Find every line with the word "renew". Copy those lines.

═══ STORED RECORDS

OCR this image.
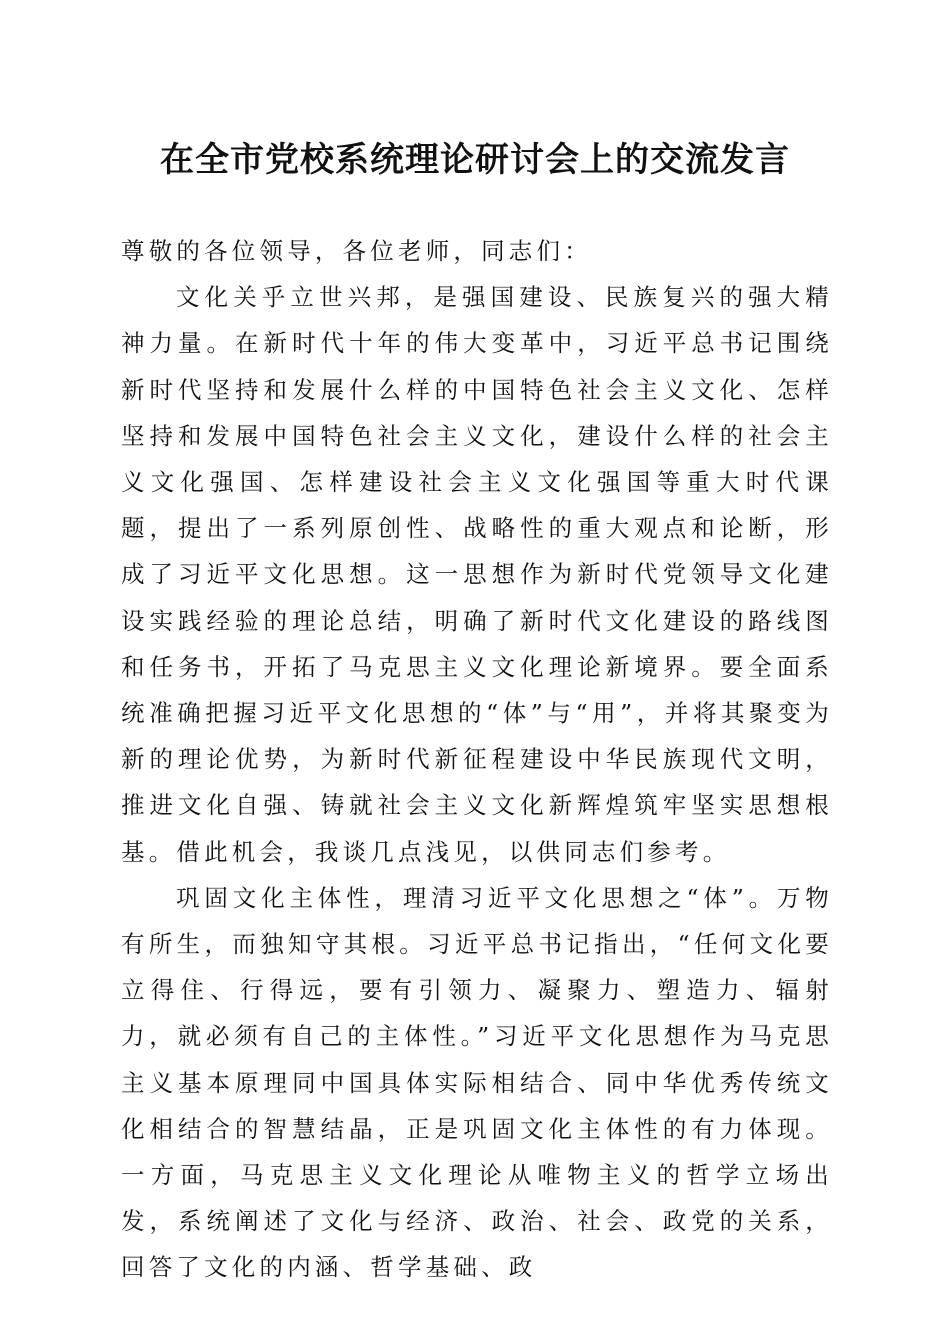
在全市党校系统理论研讨会上的交流发言

尊敬的各位领导，各位老师，同志们：

文化关乎立世兴邦，是强国建设、民族复兴的强大精神力量。在新时代十年的伟大变革中，习近平总书记围绕新时代坚持和发展什么样的中国特色社会主义文化、怎样坚持和发展中国特色社会主义文化，建设什么样的社会主义文化强国、怎样建设社会主义文化强国等重大时代课题，提出了一系列原创性、战略性的重大观点和论断，形成了习近平文化思想。这一思想作为新时代党领导文化建设实践经验的理论总结，明确了新时代文化建设的路线图和任务书，开拓了马克思主义文化理论新境界。要全面系统准确把握习近平文化思想的“体”与“用”，并将其聚变为新的理论优势，为新时代新征程建设中华民族现代文明，推进文化自强、铸就社会主义文化新辉煌筑牢坚实思想根基。借此机会，我谈几点浅见，以供同志们参考。

巩固文化主体性，理清习近平文化思想之“体”。万物有所生，而独知守其根。习近平总书记指出，“任何文化要立得住、行得远，要有引领力、凝聚力、塑造力、辐射力，就必须有自己的主体性。”习近平文化思想作为马克思主义基本原理同中国具体实际相结合、同中华优秀传统文化相结合的智慧结晶，正是巩固文化主体性的有力体现。一方面，马克思主义文化理论从唯物主义的哲学立场出发，系统阐述了文化与经济、政治、社会、政党的关系，回答了文化的内涵、哲学基础、政
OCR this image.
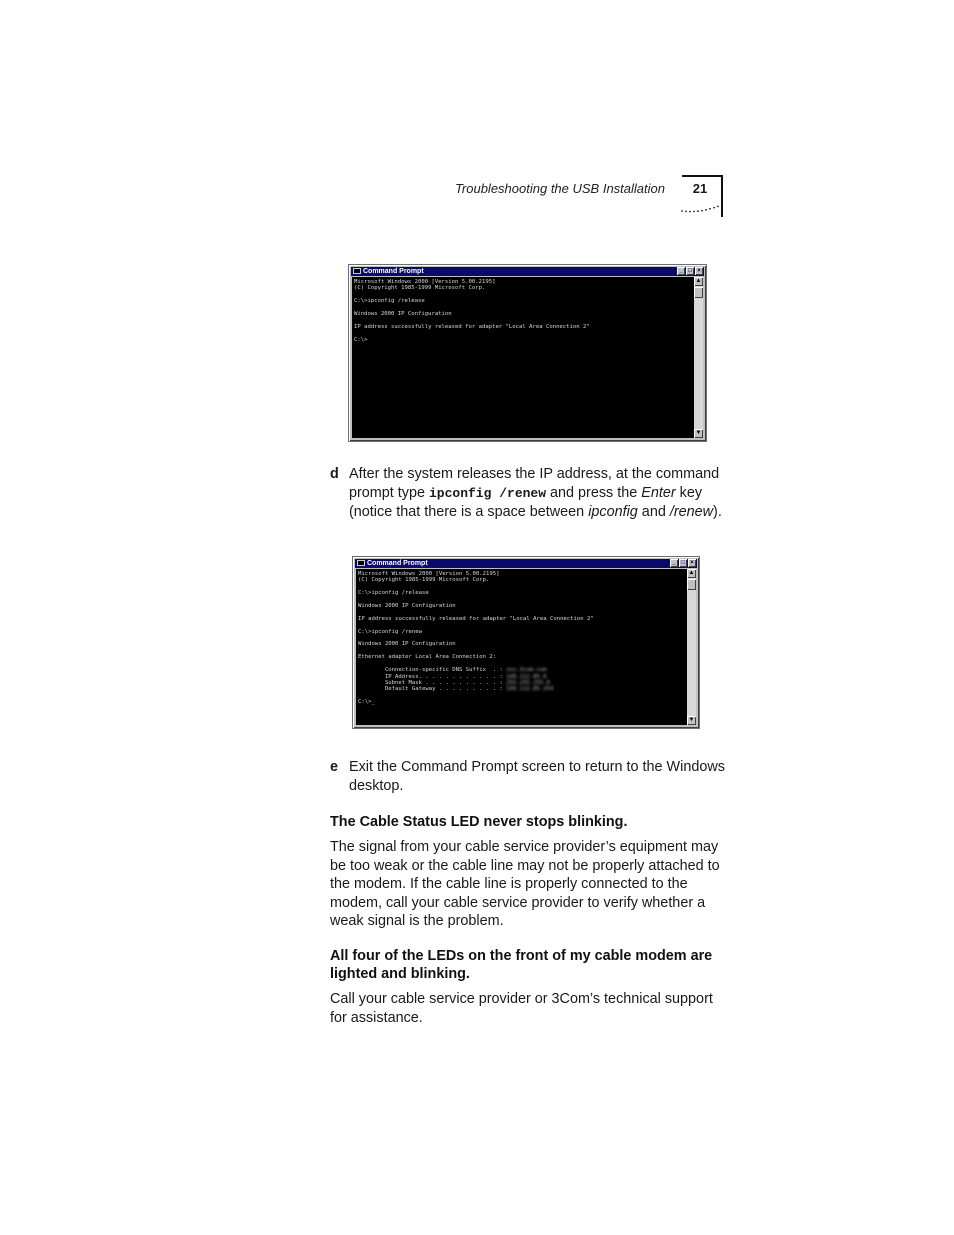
Troubleshooting the USB Installation	21
Command Prompt	_ □ ×
Microsoft Windows 2000 [Version 5.00.2195]
(C) Copyright 1985-1999 Microsoft Corp.

C:\>ipconfig /release

Windows 2000 IP Configuration

IP address successfully released for adapter "Local Area Connection 2"

C:\>

▲
▼
d After the system releases the IP address, at the command prompt type ipconfig /renew and press the Enter key (notice that there is a space between ipconfig and /renew).
Command Prompt	_ □ ×
Microsoft Windows 2000 [Version 5.00.2195]
(C) Copyright 1985-1999 Microsoft Corp.

C:\>ipconfig /release

Windows 2000 IP Configuration

IP address successfully released for adapter "Local Area Connection 2"

C:\>ipconfig /renew

Windows 2000 IP Configuration

Ethernet adapter Local Area Connection 2:

Connection-specific DNS Suffix  . : xxx.3com.com
IP Address. . . . . . . . . . . . : 149.112.85.6
Subnet Mask . . . . . . . . . . . : 255.255.255.0
Default Gateway . . . . . . . . . : 149.112.85.254

C:\>_
▲
▼
e Exit the Command Prompt screen to return to the Windows desktop.
The Cable Status LED never stops blinking.
The signal from your cable service provider’s equipment may be too weak or the cable line may not be properly attached to the modem. If the cable line is properly connected to the modem, call your cable service provider to verify whether a weak signal is the problem.
All four of the LEDs on the front of my cable modem are lighted and blinking.
Call your cable service provider or 3Com’s technical support for assistance.
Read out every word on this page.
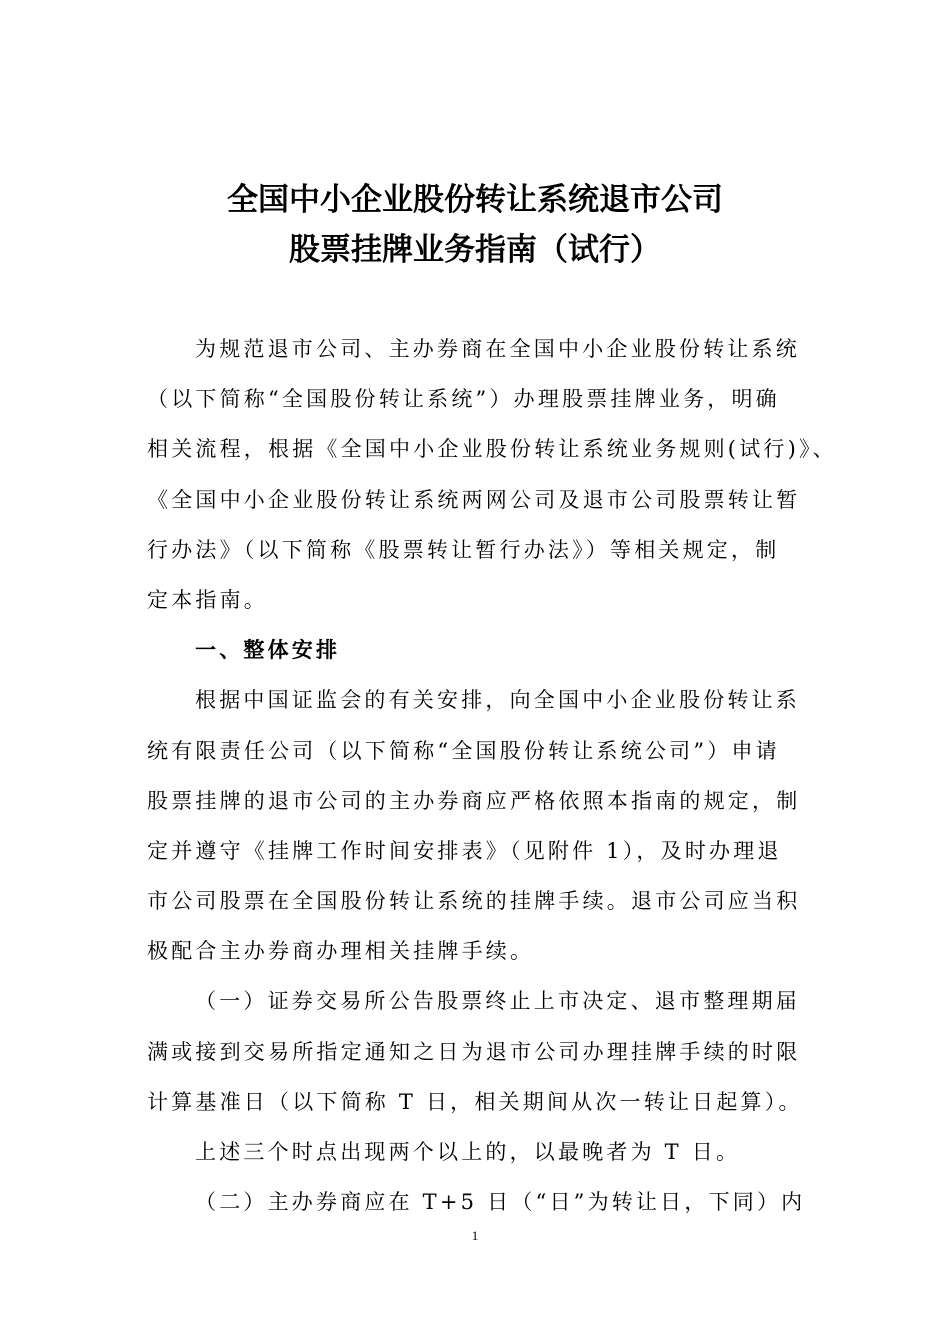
全国中小企业股份转让系统退市公司
股票挂牌业务指南（试行）
为规范退市公司、主办券商在全国中小企业股份转让系统
（以下简称“全国股份转让系统”）办理股票挂牌业务，明确
相关流程，根据《全国中小企业股份转让系统业务规则(试行)》、
《全国中小企业股份转让系统两网公司及退市公司股票转让暂
行办法》（以下简称《股票转让暂行办法》）等相关规定，制
定本指南。
一、整体安排
根据中国证监会的有关安排，向全国中小企业股份转让系
统有限责任公司（以下简称“全国股份转让系统公司”）申请
股票挂牌的退市公司的主办券商应严格依照本指南的规定，制
定并遵守《挂牌工作时间安排表》（见附件 1），及时办理退
市公司股票在全国股份转让系统的挂牌手续。退市公司应当积
极配合主办券商办理相关挂牌手续。
（一）证券交易所公告股票终止上市决定、退市整理期届
满或接到交易所指定通知之日为退市公司办理挂牌手续的时限
计算基准日（以下简称 T 日，相关期间从次一转让日起算）。
上述三个时点出现两个以上的，以最晚者为 T 日。
（二）主办券商应在 T+5 日（“日”为转让日，下同）内
1
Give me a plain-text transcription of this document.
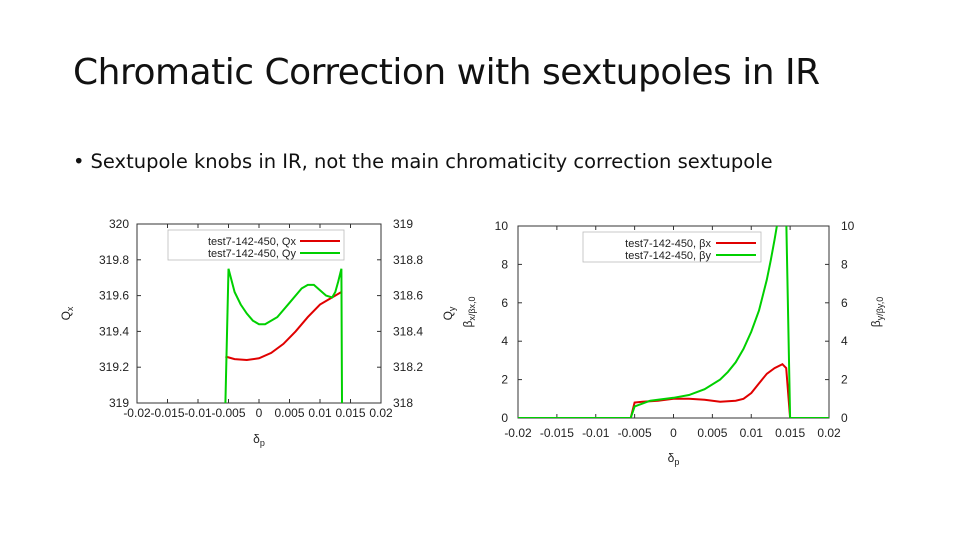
Chromatic Correction with sextupoles in IR
• Sextupole knobs in IR, not the main chromaticity correction sextupole
-0.02 -0.015 -0.01 -0.005 0 0.005 0.01 0.015 0.02
319
319.2
319.4
319.6
319.8
320
318
318.2
318.4
318.6
318.8
319
$\delta_p$
$Q_x$
$Q_y$
test7-142-450, Qx
test7-142-450, Qy
-0.02 -0.015 -0.01 -0.005 0 0.005 0.01 0.015 0.02
0	0
2	2
4	4
6	6
8	8
10	10
$\delta_p$
$\beta_{x/\beta x,0}$
$\beta_{y/\beta y,0}$
test7-142-450, βx
test7-142-450, βy
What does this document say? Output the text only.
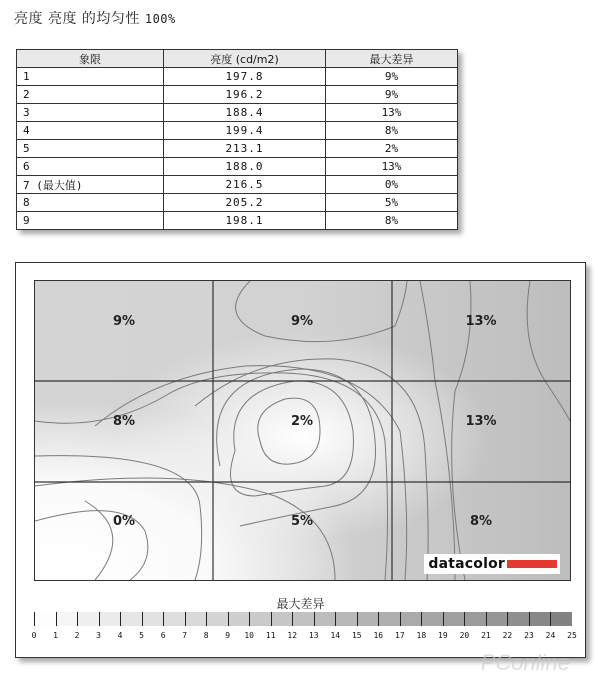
亮度 亮度 的均匀性 100%
象限	亮度 (cd/m2)	最大差异
1	197.8	9%
2	196.2	9%
3	188.4	13%
4	199.4	8%
5	213.1	2%
6	188.0	13%
7 (最大值)	216.5	0%
8	205.2	5%
9	198.1	8%
9%	9%	13%
8%	2%	13%
0%	5%	8%
datacolor
最大差异
0 1 2 3 4 5 6 7 8 9 10 11 12 13 14 15 16 17 18 19 20 21 22 23 24 25
PConline
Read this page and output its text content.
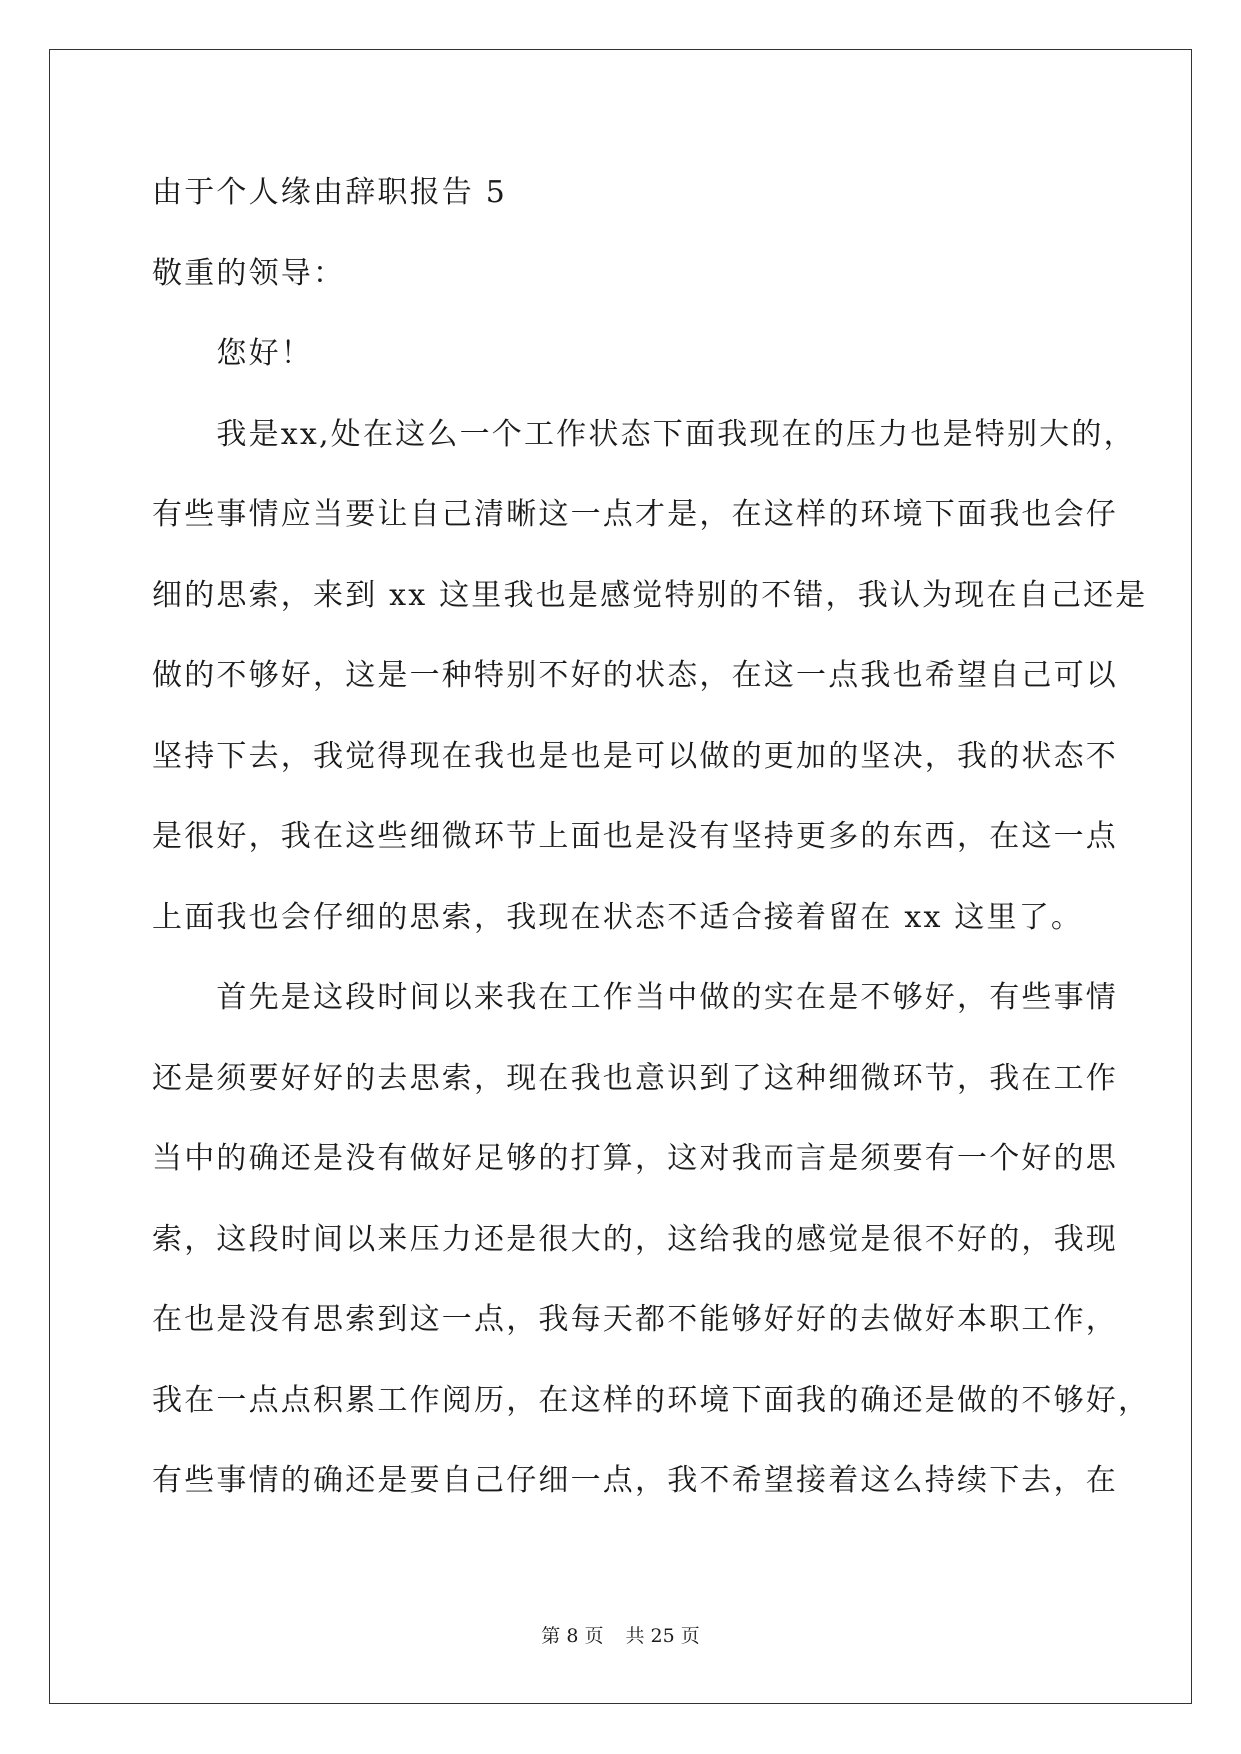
由于个人缘由辞职报告 5
敬重的领导：
　　您好！
　　我是xx,处在这么一个工作状态下面我现在的压力也是特别大的，
有些事情应当要让自己清晰这一点才是，在这样的环境下面我也会仔
细的思索，来到 xx 这里我也是感觉特别的不错，我认为现在自己还是
做的不够好，这是一种特别不好的状态，在这一点我也希望自己可以
坚持下去，我觉得现在我也是也是可以做的更加的坚决，我的状态不
是很好，我在这些细微环节上面也是没有坚持更多的东西，在这一点
上面我也会仔细的思索，我现在状态不适合接着留在 xx 这里了。
　　首先是这段时间以来我在工作当中做的实在是不够好，有些事情
还是须要好好的去思索，现在我也意识到了这种细微环节，我在工作
当中的确还是没有做好足够的打算，这对我而言是须要有一个好的思
索，这段时间以来压力还是很大的，这给我的感觉是很不好的，我现
在也是没有思索到这一点，我每天都不能够好好的去做好本职工作，
我在一点点积累工作阅历，在这样的环境下面我的确还是做的不够好，
有些事情的确还是要自己仔细一点，我不希望接着这么持续下去，在
第 8 页 共 25 页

══════

§ **ANSWER TO THIS TASK**
d After the system releases the IP address, at the command prompt type ipconfig /renew and press the Enter key (notice that there is a space between ipconfig and /renew).
C:\>ipconfig /renew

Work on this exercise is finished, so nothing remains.